Aim
Copy, in full, each line of the material that holds the word "ακόμα".

----

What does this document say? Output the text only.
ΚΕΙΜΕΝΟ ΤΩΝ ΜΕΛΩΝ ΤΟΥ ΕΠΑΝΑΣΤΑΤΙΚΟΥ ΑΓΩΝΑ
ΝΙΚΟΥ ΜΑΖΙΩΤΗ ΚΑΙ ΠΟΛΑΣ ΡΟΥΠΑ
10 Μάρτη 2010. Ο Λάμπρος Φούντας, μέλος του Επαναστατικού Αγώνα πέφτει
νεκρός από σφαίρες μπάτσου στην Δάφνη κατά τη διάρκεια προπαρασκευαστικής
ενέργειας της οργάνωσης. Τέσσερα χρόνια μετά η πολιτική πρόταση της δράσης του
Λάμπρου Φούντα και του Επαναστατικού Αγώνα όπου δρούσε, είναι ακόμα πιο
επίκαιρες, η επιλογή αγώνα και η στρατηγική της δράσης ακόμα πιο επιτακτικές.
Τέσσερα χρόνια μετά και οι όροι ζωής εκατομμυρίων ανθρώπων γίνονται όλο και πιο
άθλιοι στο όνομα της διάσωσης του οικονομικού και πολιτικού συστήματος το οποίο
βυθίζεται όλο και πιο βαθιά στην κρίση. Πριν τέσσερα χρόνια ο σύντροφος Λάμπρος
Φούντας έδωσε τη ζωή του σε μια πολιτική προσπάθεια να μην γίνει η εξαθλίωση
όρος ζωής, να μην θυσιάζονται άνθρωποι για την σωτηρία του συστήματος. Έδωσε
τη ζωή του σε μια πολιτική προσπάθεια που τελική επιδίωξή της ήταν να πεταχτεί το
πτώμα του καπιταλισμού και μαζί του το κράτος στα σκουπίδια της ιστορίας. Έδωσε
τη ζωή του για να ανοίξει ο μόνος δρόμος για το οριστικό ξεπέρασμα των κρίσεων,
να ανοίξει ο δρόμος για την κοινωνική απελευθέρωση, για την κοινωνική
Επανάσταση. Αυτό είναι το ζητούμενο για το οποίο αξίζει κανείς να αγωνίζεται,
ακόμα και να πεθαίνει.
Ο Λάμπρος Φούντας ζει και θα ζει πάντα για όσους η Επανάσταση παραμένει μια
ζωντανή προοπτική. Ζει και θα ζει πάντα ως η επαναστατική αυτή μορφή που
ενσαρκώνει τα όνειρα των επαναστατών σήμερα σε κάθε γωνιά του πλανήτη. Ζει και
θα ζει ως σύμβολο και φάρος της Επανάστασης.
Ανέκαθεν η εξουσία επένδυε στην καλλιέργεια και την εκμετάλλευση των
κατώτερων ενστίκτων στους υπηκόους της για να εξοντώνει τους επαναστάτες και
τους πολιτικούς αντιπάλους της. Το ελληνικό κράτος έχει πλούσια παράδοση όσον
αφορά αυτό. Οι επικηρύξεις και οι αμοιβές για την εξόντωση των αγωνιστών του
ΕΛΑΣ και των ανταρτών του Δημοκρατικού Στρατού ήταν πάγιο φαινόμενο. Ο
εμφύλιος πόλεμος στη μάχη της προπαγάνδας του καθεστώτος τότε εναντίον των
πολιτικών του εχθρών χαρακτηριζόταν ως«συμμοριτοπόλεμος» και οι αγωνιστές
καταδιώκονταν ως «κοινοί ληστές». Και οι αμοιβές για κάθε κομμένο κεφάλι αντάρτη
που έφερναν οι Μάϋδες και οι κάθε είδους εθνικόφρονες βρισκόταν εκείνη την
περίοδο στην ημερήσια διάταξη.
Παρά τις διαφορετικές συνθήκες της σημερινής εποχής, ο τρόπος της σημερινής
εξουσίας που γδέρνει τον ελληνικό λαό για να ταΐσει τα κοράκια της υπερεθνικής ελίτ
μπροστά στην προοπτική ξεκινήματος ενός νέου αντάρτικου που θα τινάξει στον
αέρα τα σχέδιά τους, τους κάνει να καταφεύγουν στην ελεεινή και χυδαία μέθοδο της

----

Full solution
Λάμπρου Φούντα και του Επαναστατικού Αγώνα όπου δρούσε, είναι ακόμα πιο
επίκαιρες, η επιλογή αγώνα και η στρατηγική της δράσης ακόμα πιο επιτακτικές.
ακόμα και να πεθαίνει.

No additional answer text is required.